**EXERCISE DETAILS:** Will you write out all the entries below exactly?

**Stored data:**
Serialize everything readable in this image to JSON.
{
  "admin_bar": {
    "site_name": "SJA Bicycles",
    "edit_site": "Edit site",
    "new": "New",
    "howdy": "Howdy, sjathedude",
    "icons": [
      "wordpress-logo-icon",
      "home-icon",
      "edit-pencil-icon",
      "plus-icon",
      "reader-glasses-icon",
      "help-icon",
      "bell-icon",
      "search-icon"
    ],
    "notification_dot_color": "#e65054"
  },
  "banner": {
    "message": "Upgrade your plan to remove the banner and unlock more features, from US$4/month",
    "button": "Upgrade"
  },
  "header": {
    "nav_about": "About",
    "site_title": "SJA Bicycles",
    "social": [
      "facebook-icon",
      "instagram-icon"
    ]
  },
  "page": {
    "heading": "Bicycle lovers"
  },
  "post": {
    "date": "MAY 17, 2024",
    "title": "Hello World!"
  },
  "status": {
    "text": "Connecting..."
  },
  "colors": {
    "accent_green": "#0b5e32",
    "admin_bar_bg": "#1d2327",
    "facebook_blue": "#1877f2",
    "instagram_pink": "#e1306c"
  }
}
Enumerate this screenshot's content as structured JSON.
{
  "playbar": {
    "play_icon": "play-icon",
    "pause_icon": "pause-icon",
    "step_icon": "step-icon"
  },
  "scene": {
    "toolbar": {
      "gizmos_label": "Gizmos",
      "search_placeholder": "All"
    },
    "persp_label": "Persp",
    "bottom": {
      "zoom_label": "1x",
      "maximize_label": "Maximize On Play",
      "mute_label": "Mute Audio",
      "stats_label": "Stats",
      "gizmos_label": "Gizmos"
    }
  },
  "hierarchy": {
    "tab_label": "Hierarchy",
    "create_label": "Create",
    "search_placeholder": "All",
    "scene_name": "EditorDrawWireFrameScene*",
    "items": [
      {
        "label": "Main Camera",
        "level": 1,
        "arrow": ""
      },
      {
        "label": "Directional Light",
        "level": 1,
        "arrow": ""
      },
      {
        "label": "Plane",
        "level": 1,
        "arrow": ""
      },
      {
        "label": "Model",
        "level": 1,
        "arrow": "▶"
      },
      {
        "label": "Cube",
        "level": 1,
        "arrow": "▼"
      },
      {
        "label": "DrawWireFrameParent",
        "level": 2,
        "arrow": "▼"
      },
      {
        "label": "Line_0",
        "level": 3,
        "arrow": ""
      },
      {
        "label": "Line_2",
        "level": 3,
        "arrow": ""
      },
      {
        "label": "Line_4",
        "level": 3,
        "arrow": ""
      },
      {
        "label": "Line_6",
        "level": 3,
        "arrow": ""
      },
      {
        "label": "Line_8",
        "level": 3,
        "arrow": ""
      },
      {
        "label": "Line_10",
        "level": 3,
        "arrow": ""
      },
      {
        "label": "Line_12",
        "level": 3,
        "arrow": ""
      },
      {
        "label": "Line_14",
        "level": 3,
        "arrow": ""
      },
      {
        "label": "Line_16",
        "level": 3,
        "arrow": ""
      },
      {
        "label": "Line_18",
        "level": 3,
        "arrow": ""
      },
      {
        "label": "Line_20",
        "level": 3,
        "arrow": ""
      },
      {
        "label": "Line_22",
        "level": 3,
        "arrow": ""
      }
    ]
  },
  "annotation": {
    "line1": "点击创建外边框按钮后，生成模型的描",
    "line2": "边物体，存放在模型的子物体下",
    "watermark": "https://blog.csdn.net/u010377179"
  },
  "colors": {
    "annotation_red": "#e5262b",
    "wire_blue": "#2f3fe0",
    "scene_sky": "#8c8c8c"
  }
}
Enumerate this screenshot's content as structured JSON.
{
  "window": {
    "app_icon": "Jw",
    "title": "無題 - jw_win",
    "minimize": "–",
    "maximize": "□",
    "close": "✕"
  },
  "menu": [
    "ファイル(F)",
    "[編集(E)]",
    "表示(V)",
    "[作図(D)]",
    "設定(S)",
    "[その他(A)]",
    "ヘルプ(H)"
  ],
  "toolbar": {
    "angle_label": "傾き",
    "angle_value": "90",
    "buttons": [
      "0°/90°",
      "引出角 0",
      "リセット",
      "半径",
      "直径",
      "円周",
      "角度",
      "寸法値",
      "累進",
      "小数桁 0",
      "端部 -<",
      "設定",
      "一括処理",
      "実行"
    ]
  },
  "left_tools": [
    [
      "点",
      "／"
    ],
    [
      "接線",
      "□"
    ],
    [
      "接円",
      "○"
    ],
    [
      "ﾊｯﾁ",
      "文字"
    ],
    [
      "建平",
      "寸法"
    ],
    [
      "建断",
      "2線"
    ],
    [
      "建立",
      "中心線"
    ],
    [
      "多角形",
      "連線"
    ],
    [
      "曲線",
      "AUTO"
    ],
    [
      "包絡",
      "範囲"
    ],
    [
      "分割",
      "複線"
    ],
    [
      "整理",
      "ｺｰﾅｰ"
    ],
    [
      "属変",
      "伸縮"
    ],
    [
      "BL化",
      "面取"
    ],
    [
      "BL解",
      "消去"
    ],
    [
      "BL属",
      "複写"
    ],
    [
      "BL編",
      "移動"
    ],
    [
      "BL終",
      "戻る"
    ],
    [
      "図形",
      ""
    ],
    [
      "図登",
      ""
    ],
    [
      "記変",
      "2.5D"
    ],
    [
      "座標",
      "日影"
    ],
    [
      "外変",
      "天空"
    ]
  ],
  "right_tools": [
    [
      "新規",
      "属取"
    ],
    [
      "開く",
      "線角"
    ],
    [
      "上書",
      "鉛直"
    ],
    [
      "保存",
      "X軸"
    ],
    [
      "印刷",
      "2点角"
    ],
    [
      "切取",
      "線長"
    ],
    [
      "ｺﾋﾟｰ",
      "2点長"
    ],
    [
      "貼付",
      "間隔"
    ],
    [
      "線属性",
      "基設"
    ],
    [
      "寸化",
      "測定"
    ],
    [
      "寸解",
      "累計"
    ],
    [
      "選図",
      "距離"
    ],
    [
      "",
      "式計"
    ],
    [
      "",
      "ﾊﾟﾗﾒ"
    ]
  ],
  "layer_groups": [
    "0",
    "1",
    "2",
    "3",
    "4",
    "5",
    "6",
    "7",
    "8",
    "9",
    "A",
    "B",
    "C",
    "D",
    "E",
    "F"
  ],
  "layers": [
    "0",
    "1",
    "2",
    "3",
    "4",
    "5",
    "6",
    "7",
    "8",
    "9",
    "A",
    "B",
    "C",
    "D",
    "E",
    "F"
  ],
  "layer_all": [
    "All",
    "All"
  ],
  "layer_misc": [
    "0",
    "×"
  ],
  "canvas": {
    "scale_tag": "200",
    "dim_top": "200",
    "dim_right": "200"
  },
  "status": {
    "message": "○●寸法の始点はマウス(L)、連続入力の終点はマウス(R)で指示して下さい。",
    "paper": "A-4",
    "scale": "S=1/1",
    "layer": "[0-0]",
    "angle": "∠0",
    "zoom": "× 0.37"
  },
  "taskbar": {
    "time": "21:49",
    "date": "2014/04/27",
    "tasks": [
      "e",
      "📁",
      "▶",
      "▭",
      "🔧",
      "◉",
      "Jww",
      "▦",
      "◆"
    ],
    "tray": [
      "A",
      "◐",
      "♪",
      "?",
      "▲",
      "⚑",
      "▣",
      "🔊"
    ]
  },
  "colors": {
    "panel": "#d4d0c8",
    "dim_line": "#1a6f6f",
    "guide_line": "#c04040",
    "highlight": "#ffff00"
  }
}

**RESPONSE BELOW:**
Serialize everything readable in this image to JSON.
{
  "admin_bar": {
    "site_name": "SJA Bicycles",
    "edit_site": "Edit site",
    "new": "New",
    "howdy": "Howdy, sjathedude",
    "icons": [
      "wordpress-logo-icon",
      "home-icon",
      "edit-pencil-icon",
      "plus-icon",
      "reader-glasses-icon",
      "help-icon",
      "bell-icon",
      "search-icon"
    ],
    "notification_dot_color": "#e65054"
  },
  "banner": {
    "message": "Upgrade your plan to remove the banner and unlock more features, from US$4/month",
    "button": "Upgrade"
  },
  "header": {
    "nav_about": "About",
    "site_title": "SJA Bicycles",
    "social": [
      "facebook-icon",
      "instagram-icon"
    ]
  },
  "page": {
    "heading": "Bicycle lovers"
  },
  "post": {
    "date": "MAY 17, 2024",
    "title": "Hello World!"
  },
  "status": {
    "text": "Connecting..."
  },
  "colors": {
    "accent_green": "#0b5e32",
    "admin_bar_bg": "#1d2327",
    "facebook_blue": "#1877f2",
    "instagram_pink": "#e1306c"
  }
}
Enumerate this screenshot's content as structured JSON.
{
  "playbar": {
    "play_icon": "play-icon",
    "pause_icon": "pause-icon",
    "step_icon": "step-icon"
  },
  "scene": {
    "toolbar": {
      "gizmos_label": "Gizmos",
      "search_placeholder": "All"
    },
    "persp_label": "Persp",
    "bottom": {
      "zoom_label": "1x",
      "maximize_label": "Maximize On Play",
      "mute_label": "Mute Audio",
      "stats_label": "Stats",
      "gizmos_label": "Gizmos"
    }
  },
  "hierarchy": {
    "tab_label": "Hierarchy",
    "create_label": "Create",
    "search_placeholder": "All",
    "scene_name": "EditorDrawWireFrameScene*",
    "items": [
      {
        "label": "Main Camera",
        "level": 1,
        "arrow": ""
      },
      {
        "label": "Directional Light",
        "level": 1,
        "arrow": ""
      },
      {
        "label": "Plane",
        "level": 1,
        "arrow": ""
      },
      {
        "label": "Model",
        "level": 1,
        "arrow": "▶"
      },
      {
        "label": "Cube",
        "level": 1,
        "arrow": "▼"
      },
      {
        "label": "DrawWireFrameParent",
        "level": 2,
        "arrow": "▼"
      },
      {
        "label": "Line_0",
        "level": 3,
        "arrow": ""
      },
      {
        "label": "Line_2",
        "level": 3,
        "arrow": ""
      },
      {
        "label": "Line_4",
        "level": 3,
        "arrow": ""
      },
      {
        "label": "Line_6",
        "level": 3,
        "arrow": ""
      },
      {
        "label": "Line_8",
        "level": 3,
        "arrow": ""
      },
      {
        "label": "Line_10",
        "level": 3,
        "arrow": ""
      },
      {
        "label": "Line_12",
        "level": 3,
        "arrow": ""
      },
      {
        "label": "Line_14",
        "level": 3,
        "arrow": ""
      },
      {
        "label": "Line_16",
        "level": 3,
        "arrow": ""
      },
      {
        "label": "Line_18",
        "level": 3,
        "arrow": ""
      },
      {
        "label": "Line_20",
        "level": 3,
        "arrow": ""
      },
      {
        "label": "Line_22",
        "level": 3,
        "arrow": ""
      }
    ]
  },
  "annotation": {
    "line1": "点击创建外边框按钮后，生成模型的描",
    "line2": "边物体，存放在模型的子物体下",
    "watermark": "https://blog.csdn.net/u010377179"
  },
  "colors": {
    "annotation_red": "#e5262b",
    "wire_blue": "#2f3fe0",
    "scene_sky": "#8c8c8c"
  }
}
Enumerate this screenshot's content as structured JSON.
{
  "window": {
    "app_icon": "Jw",
    "title": "無題 - jw_win",
    "minimize": "–",
    "maximize": "□",
    "close": "✕"
  },
  "menu": [
    "ファイル(F)",
    "[編集(E)]",
    "表示(V)",
    "[作図(D)]",
    "設定(S)",
    "[その他(A)]",
    "ヘルプ(H)"
  ],
  "toolbar": {
    "angle_label": "傾き",
    "angle_value": "90",
    "buttons": [
      "0°/90°",
      "引出角 0",
      "リセット",
      "半径",
      "直径",
      "円周",
      "角度",
      "寸法値",
      "累進",
      "小数桁 0",
      "端部 -<",
      "設定",
      "一括処理",
      "実行"
    ]
  },
  "left_tools": [
    [
      "点",
      "／"
    ],
    [
      "接線",
      "□"
    ],
    [
      "接円",
      "○"
    ],
    [
      "ﾊｯﾁ",
      "文字"
    ],
    [
      "建平",
      "寸法"
    ],
    [
      "建断",
      "2線"
    ],
    [
      "建立",
      "中心線"
    ],
    [
      "多角形",
      "連線"
    ],
    [
      "曲線",
      "AUTO"
    ],
    [
      "包絡",
      "範囲"
    ],
    [
      "分割",
      "複線"
    ],
    [
      "整理",
      "ｺｰﾅｰ"
    ],
    [
      "属変",
      "伸縮"
    ],
    [
      "BL化",
      "面取"
    ],
    [
      "BL解",
      "消去"
    ],
    [
      "BL属",
      "複写"
    ],
    [
      "BL編",
      "移動"
    ],
    [
      "BL終",
      "戻る"
    ],
    [
      "図形",
      ""
    ],
    [
      "図登",
      ""
    ],
    [
      "記変",
      "2.5D"
    ],
    [
      "座標",
      "日影"
    ],
    [
      "外変",
      "天空"
    ]
  ],
  "right_tools": [
    [
      "新規",
      "属取"
    ],
    [
      "開く",
      "線角"
    ],
    [
      "上書",
      "鉛直"
    ],
    [
      "保存",
      "X軸"
    ],
    [
      "印刷",
      "2点角"
    ],
    [
      "切取",
      "線長"
    ],
    [
      "ｺﾋﾟｰ",
      "2点長"
    ],
    [
      "貼付",
      "間隔"
    ],
    [
      "線属性",
      "基設"
    ],
    [
      "寸化",
      "測定"
    ],
    [
      "寸解",
      "累計"
    ],
    [
      "選図",
      "距離"
    ],
    [
      "",
      "式計"
    ],
    [
      "",
      "ﾊﾟﾗﾒ"
    ]
  ],
  "layer_groups": [
    "0",
    "1",
    "2",
    "3",
    "4",
    "5",
    "6",
    "7",
    "8",
    "9",
    "A",
    "B",
    "C",
    "D",
    "E",
    "F"
  ],
  "layers": [
    "0",
    "1",
    "2",
    "3",
    "4",
    "5",
    "6",
    "7",
    "8",
    "9",
    "A",
    "B",
    "C",
    "D",
    "E",
    "F"
  ],
  "layer_all": [
    "All",
    "All"
  ],
  "layer_misc": [
    "0",
    "×"
  ],
  "canvas": {
    "scale_tag": "200",
    "dim_top": "200",
    "dim_right": "200"
  },
  "status": {
    "message": "○●寸法の始点はマウス(L)、連続入力の終点はマウス(R)で指示して下さい。",
    "paper": "A-4",
    "scale": "S=1/1",
    "layer": "[0-0]",
    "angle": "∠0",
    "zoom": "× 0.37"
  },
  "taskbar": {
    "time": "21:49",
    "date": "2014/04/27",
    "tasks": [
      "e",
      "📁",
      "▶",
      "▭",
      "🔧",
      "◉",
      "Jww",
      "▦",
      "◆"
    ],
    "tray": [
      "A",
      "◐",
      "♪",
      "?",
      "▲",
      "⚑",
      "▣",
      "🔊"
    ]
  },
  "colors": {
    "panel": "#d4d0c8",
    "dim_line": "#1a6f6f",
    "guide_line": "#c04040",
    "highlight": "#ffff00"
  }
}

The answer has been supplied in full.